Stored items from a collection
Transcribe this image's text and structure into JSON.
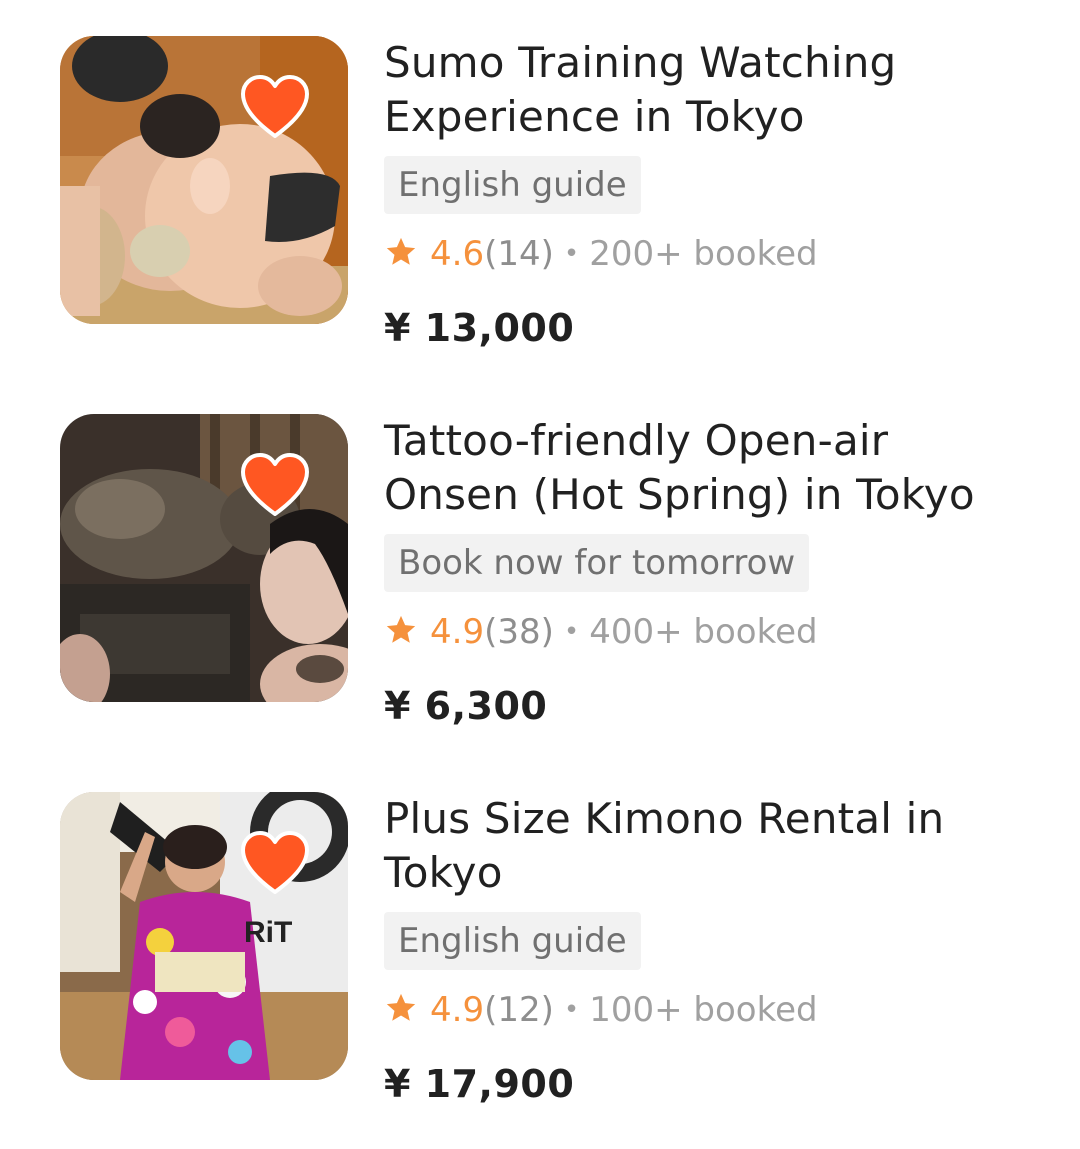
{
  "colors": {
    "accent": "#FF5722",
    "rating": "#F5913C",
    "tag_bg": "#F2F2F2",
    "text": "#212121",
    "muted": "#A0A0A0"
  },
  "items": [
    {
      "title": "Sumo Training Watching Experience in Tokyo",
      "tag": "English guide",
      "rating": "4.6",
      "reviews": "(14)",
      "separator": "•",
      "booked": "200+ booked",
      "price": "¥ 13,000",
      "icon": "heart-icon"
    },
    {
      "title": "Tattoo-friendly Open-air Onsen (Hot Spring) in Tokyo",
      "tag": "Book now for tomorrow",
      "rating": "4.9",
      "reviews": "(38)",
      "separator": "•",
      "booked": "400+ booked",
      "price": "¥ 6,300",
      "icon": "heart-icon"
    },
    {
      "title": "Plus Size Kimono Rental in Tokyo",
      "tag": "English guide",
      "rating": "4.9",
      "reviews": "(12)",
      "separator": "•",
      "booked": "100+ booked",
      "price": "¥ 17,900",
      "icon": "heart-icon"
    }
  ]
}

» **WORK TO BE COMPLETED**:
The records above need to be restated word for word, with the pictures left out.

» **TASK SOLUTION**:
Transcribe this image's text and structure into JSON.
{
  "colors": {
    "accent": "#FF5722",
    "rating": "#F5913C",
    "tag_bg": "#F2F2F2",
    "text": "#212121",
    "muted": "#A0A0A0"
  },
  "items": [
    {
      "title": "Sumo Training Watching Experience in Tokyo",
      "tag": "English guide",
      "rating": "4.6",
      "reviews": "(14)",
      "separator": "•",
      "booked": "200+ booked",
      "price": "¥ 13,000",
      "icon": "heart-icon"
    },
    {
      "title": "Tattoo-friendly Open-air Onsen (Hot Spring) in Tokyo",
      "tag": "Book now for tomorrow",
      "rating": "4.9",
      "reviews": "(38)",
      "separator": "•",
      "booked": "400+ booked",
      "price": "¥ 6,300",
      "icon": "heart-icon"
    },
    {
      "title": "Plus Size Kimono Rental in Tokyo",
      "tag": "English guide",
      "rating": "4.9",
      "reviews": "(12)",
      "separator": "•",
      "booked": "100+ booked",
      "price": "¥ 17,900",
      "icon": "heart-icon"
    }
  ]
}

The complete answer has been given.